→ **GIVEN TASK**
Can you print the data exactly and leave out each image?

Dataset rows
☆ ☆ ☆

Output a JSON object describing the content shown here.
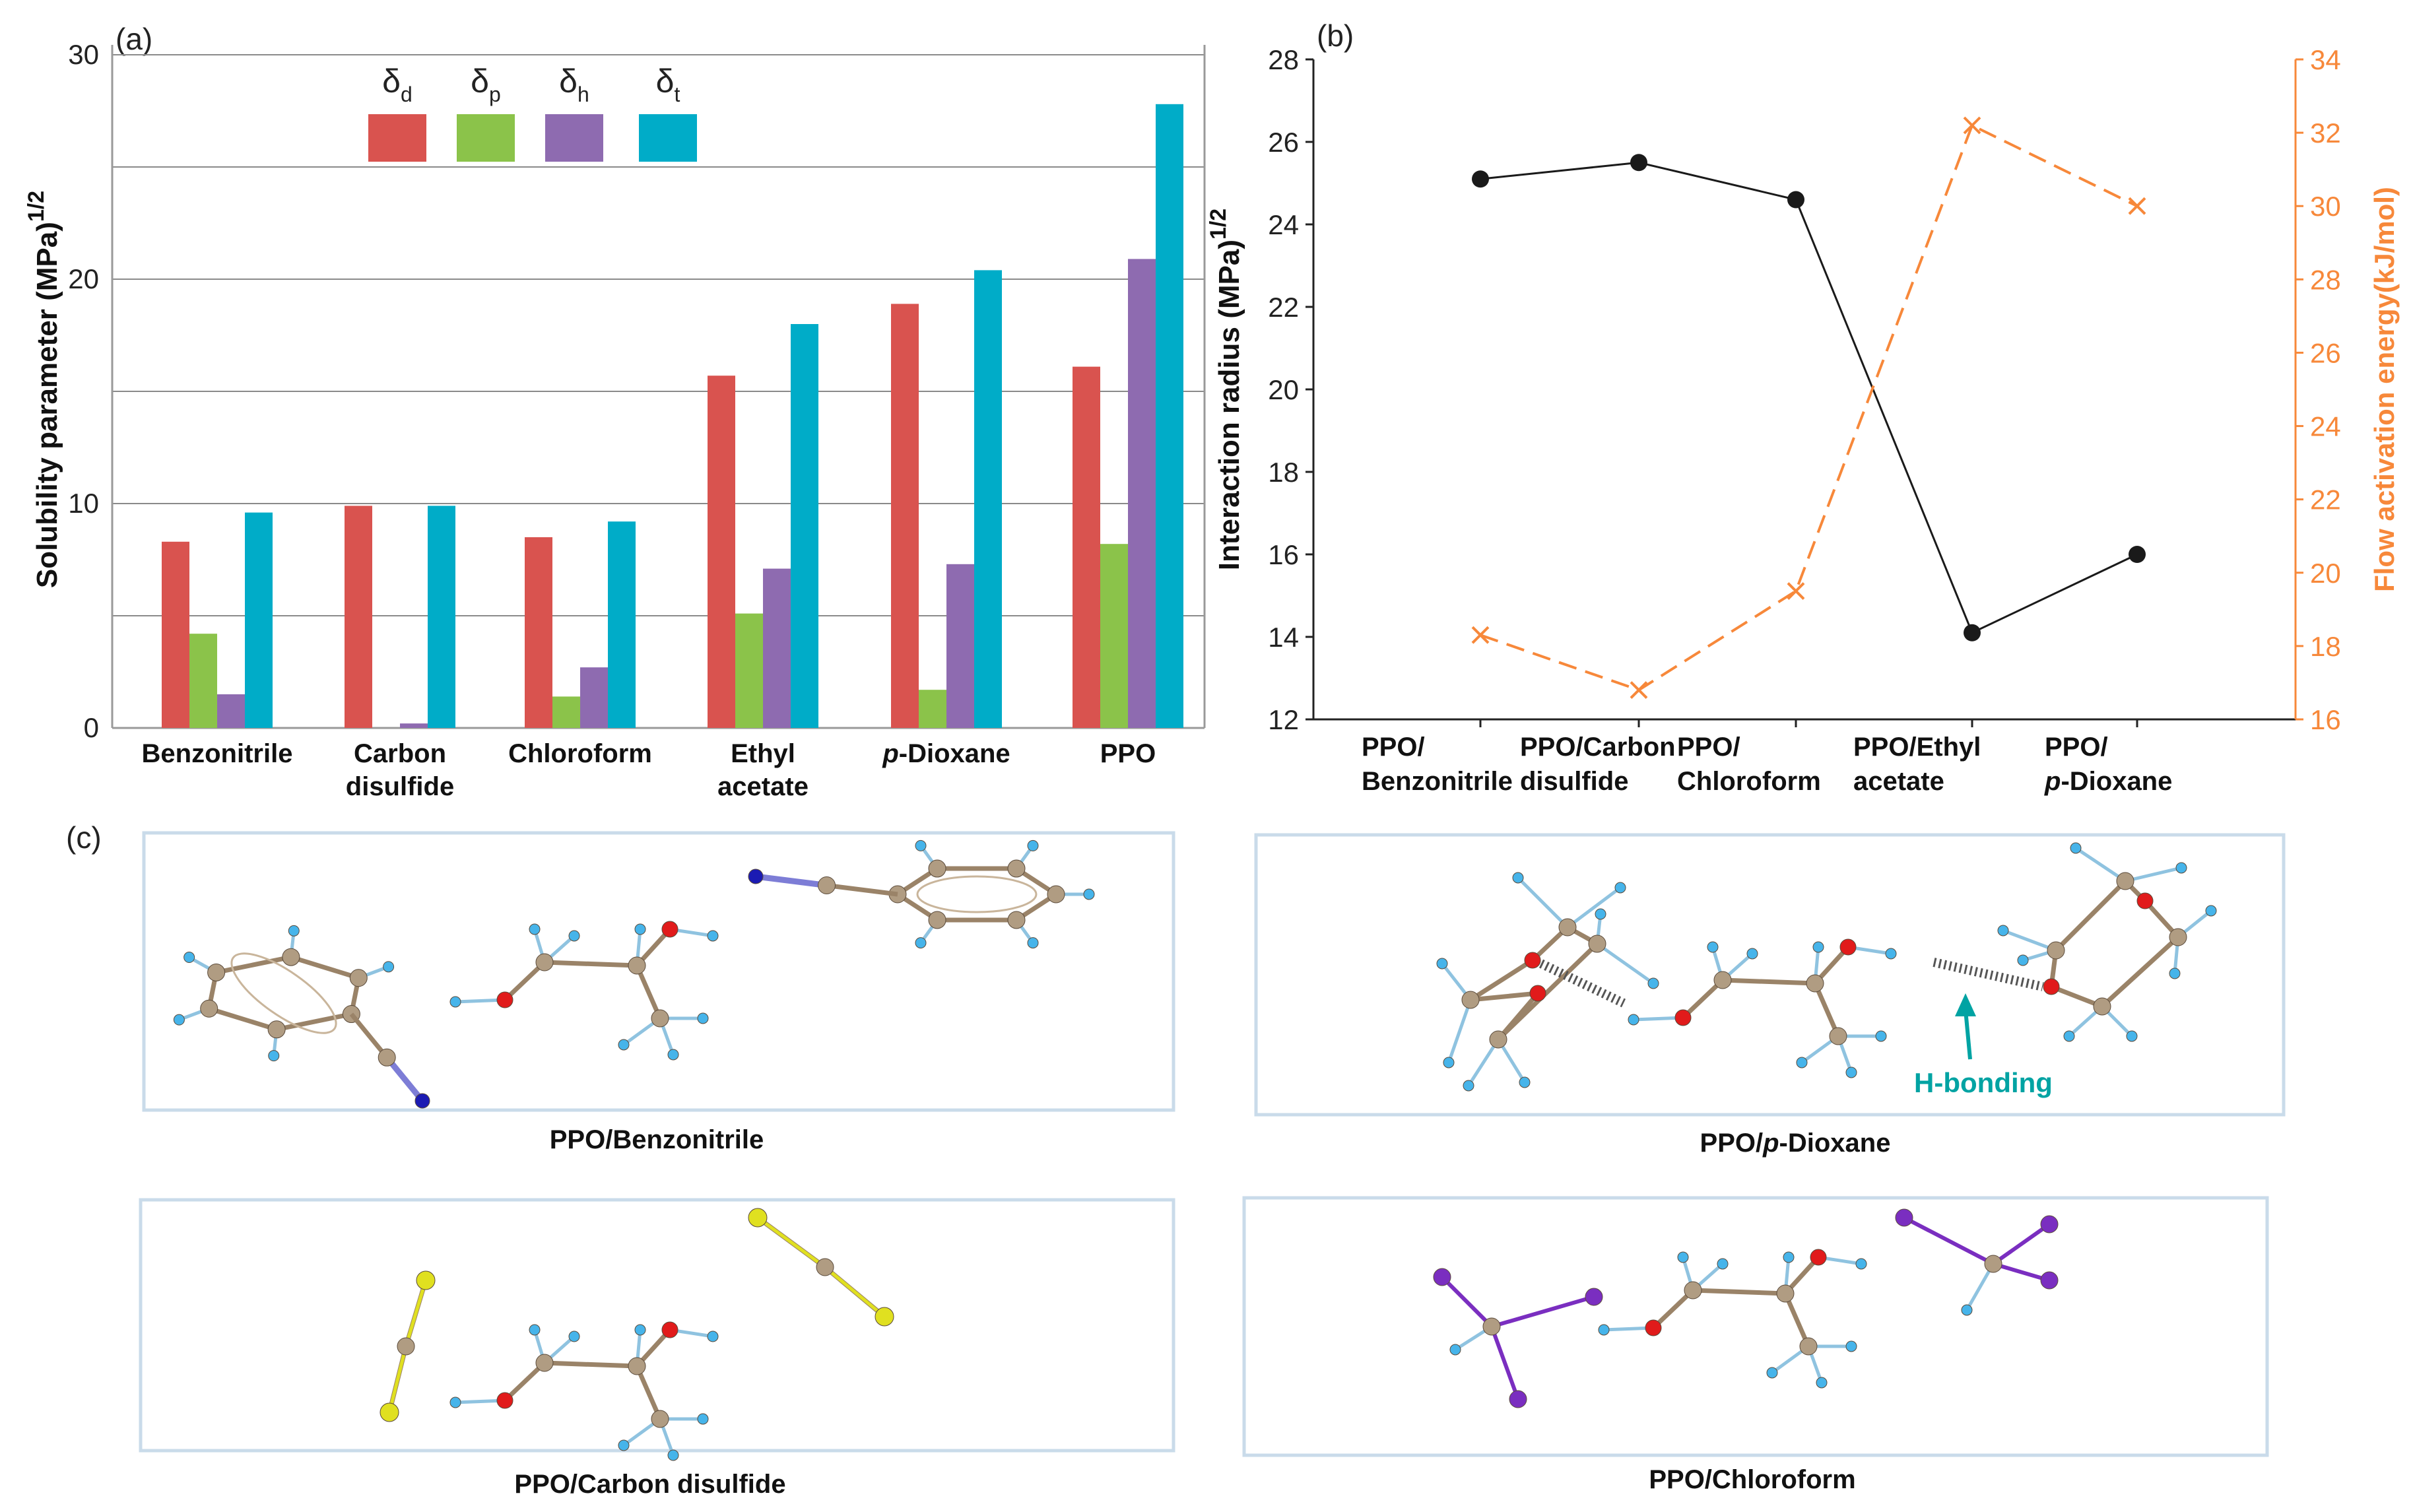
{
  "panels": {
    "a": "(a)",
    "b": "(b)",
    "c": "(c)"
  },
  "colors": {
    "d": "#d9534f",
    "p": "#8bc34a",
    "h": "#8e6bb0",
    "t": "#00acc8",
    "radius": "#1a1a1a",
    "energy": "#f7883a",
    "hbond": "#00a3a3",
    "carbon": "#b09c82",
    "hydrogen": "#46b4ea",
    "oxygen": "#e11b1b",
    "nitrogen": "#1b1bb3",
    "sulfur": "#e0e020",
    "iodine": "#7a2ec0",
    "frame": "#c9dbea"
  },
  "chart_data": [
    {
      "type": "bar",
      "title": "(a)",
      "ylabel_main": "Solubility parameter (MPa)",
      "ylabel_sup": "1/2",
      "ylim": [
        0,
        30
      ],
      "yticks": [
        "0",
        "10",
        "20",
        "30"
      ],
      "grid": true,
      "categories": [
        [
          "Benzonitrile"
        ],
        [
          "Carbon",
          "disulfide"
        ],
        [
          "Chloroform"
        ],
        [
          "Ethyl",
          "acetate"
        ],
        [
          "p-Dioxane"
        ],
        [
          "PPO"
        ]
      ],
      "legend": [
        {
          "key": "d",
          "sym": "δ",
          "sub": "d"
        },
        {
          "key": "p",
          "sym": "δ",
          "sub": "p"
        },
        {
          "key": "h",
          "sym": "δ",
          "sub": "h"
        },
        {
          "key": "t",
          "sym": "δ",
          "sub": "t"
        }
      ],
      "series": [
        {
          "name": "δd",
          "key": "d",
          "values": [
            8.3,
            9.9,
            8.5,
            15.7,
            18.9,
            16.1
          ]
        },
        {
          "name": "δp",
          "key": "p",
          "values": [
            4.2,
            0.0,
            1.4,
            5.1,
            1.7,
            8.2
          ]
        },
        {
          "name": "δh",
          "key": "h",
          "values": [
            1.5,
            0.2,
            2.7,
            7.1,
            7.3,
            20.9
          ]
        },
        {
          "name": "δt",
          "key": "t",
          "values": [
            9.6,
            9.9,
            9.2,
            18.0,
            20.4,
            27.8
          ]
        }
      ]
    },
    {
      "type": "line",
      "title": "(b)",
      "categories": [
        [
          "PPO/",
          "Benzonitrile"
        ],
        [
          "PPO/Carbon",
          "disulfide"
        ],
        [
          "PPO/",
          "Chloroform"
        ],
        [
          "PPO/Ethyl",
          "acetate"
        ],
        [
          "PPO/",
          "p-Dioxane"
        ]
      ],
      "y_left": {
        "label": "Interaction radius (MPa)",
        "sup": "1/2",
        "lim": [
          12,
          28
        ],
        "ticks": [
          "12",
          "14",
          "16",
          "18",
          "20",
          "22",
          "24",
          "26",
          "28"
        ]
      },
      "y_right": {
        "label": "Flow activation energy(kJ/mol)",
        "lim": [
          16,
          34
        ],
        "ticks": [
          "16",
          "18",
          "20",
          "22",
          "24",
          "26",
          "28",
          "30",
          "32",
          "34"
        ]
      },
      "series": [
        {
          "name": "Interaction radius",
          "axis": "left",
          "marker": "circle",
          "values": [
            25.1,
            25.5,
            24.6,
            14.1,
            16.0
          ]
        },
        {
          "name": "Flow activation energy",
          "axis": "right",
          "marker": "x",
          "dash": true,
          "values": [
            18.3,
            16.8,
            19.5,
            32.2,
            30.0
          ]
        }
      ]
    }
  ],
  "molecules": {
    "captions": [
      {
        "segments": [
          "PPO/Benzonitrile"
        ]
      },
      {
        "segments": [
          "PPO/",
          "p",
          "-Dioxane"
        ]
      },
      {
        "segments": [
          "PPO/Carbon disulfide"
        ]
      },
      {
        "segments": [
          "PPO/Chloroform"
        ]
      }
    ],
    "hbond_label": "H-bonding"
  }
}
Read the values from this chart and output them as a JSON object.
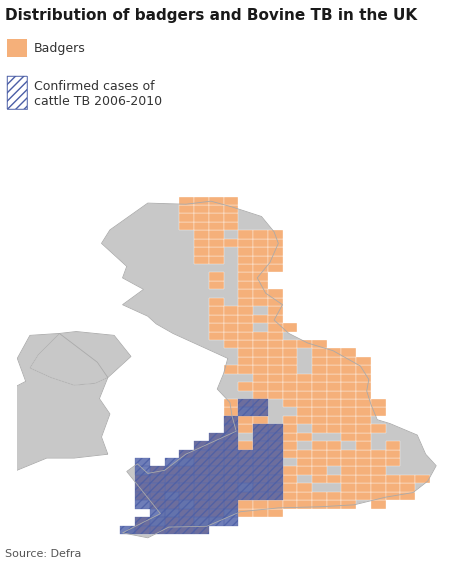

☆ ☆ ☆

→ **TASK RESULT**
Output a JSON object describing the content shown here.
{
  "panels": {
    "a": "(a)",
    "b": "(b)",
    "c": "(c)"
  },
  "colors": {
    "d": "#d9534f",
    "p": "#8bc34a",
    "h": "#8e6bb0",
    "t": "#00acc8",
    "radius": "#1a1a1a",
    "energy": "#f7883a",
    "hbond": "#00a3a3",
    "carbon": "#b09c82",
    "hydrogen": "#46b4ea",
    "oxygen": "#e11b1b",
    "nitrogen": "#1b1bb3",
    "sulfur": "#e0e020",
    "iodine": "#7a2ec0",
    "frame": "#c9dbea"
  },
  "chart_data": [
    {
      "type": "bar",
      "title": "(a)",
      "ylabel_main": "Solubility parameter (MPa)",
      "ylabel_sup": "1/2",
      "ylim": [
        0,
        30
      ],
      "yticks": [
        "0",
        "10",
        "20",
        "30"
      ],
      "grid": true,
      "categories": [
        [
          "Benzonitrile"
        ],
        [
          "Carbon",
          "disulfide"
        ],
        [
          "Chloroform"
        ],
        [
          "Ethyl",
          "acetate"
        ],
        [
          "p-Dioxane"
        ],
        [
          "PPO"
        ]
      ],
      "legend": [
        {
          "key": "d",
          "sym": "δ",
          "sub": "d"
        },
        {
          "key": "p",
          "sym": "δ",
          "sub": "p"
        },
        {
          "key": "h",
          "sym": "δ",
          "sub": "h"
        },
        {
          "key": "t",
          "sym": "δ",
          "sub": "t"
        }
      ],
      "series": [
        {
          "name": "δd",
          "key": "d",
          "values": [
            8.3,
            9.9,
            8.5,
            15.7,
            18.9,
            16.1
          ]
        },
        {
          "name": "δp",
          "key": "p",
          "values": [
            4.2,
            0.0,
            1.4,
            5.1,
            1.7,
            8.2
          ]
        },
        {
          "name": "δh",
          "key": "h",
          "values": [
            1.5,
            0.2,
            2.7,
            7.1,
            7.3,
            20.9
          ]
        },
        {
          "name": "δt",
          "key": "t",
          "values": [
            9.6,
            9.9,
            9.2,
            18.0,
            20.4,
            27.8
          ]
        }
      ]
    },
    {
      "type": "line",
      "title": "(b)",
      "categories": [
        [
          "PPO/",
          "Benzonitrile"
        ],
        [
          "PPO/Carbon",
          "disulfide"
        ],
        [
          "PPO/",
          "Chloroform"
        ],
        [
          "PPO/Ethyl",
          "acetate"
        ],
        [
          "PPO/",
          "p-Dioxane"
        ]
      ],
      "y_left": {
        "label": "Interaction radius (MPa)",
        "sup": "1/2",
        "lim": [
          12,
          28
        ],
        "ticks": [
          "12",
          "14",
          "16",
          "18",
          "20",
          "22",
          "24",
          "26",
          "28"
        ]
      },
      "y_right": {
        "label": "Flow activation energy(kJ/mol)",
        "lim": [
          16,
          34
        ],
        "ticks": [
          "16",
          "18",
          "20",
          "22",
          "24",
          "26",
          "28",
          "30",
          "32",
          "34"
        ]
      },
      "series": [
        {
          "name": "Interaction radius",
          "axis": "left",
          "marker": "circle",
          "values": [
            25.1,
            25.5,
            24.6,
            14.1,
            16.0
          ]
        },
        {
          "name": "Flow activation energy",
          "axis": "right",
          "marker": "x",
          "dash": true,
          "values": [
            18.3,
            16.8,
            19.5,
            32.2,
            30.0
          ]
        }
      ]
    }
  ],
  "molecules": {
    "captions": [
      {
        "segments": [
          "PPO/Benzonitrile"
        ]
      },
      {
        "segments": [
          "PPO/",
          "p",
          "-Dioxane"
        ]
      },
      {
        "segments": [
          "PPO/Carbon disulfide"
        ]
      },
      {
        "segments": [
          "PPO/Chloroform"
        ]
      }
    ],
    "hbond_label": "H-bonding"
  }
}
Read the values from this chart and output them as a JSON object.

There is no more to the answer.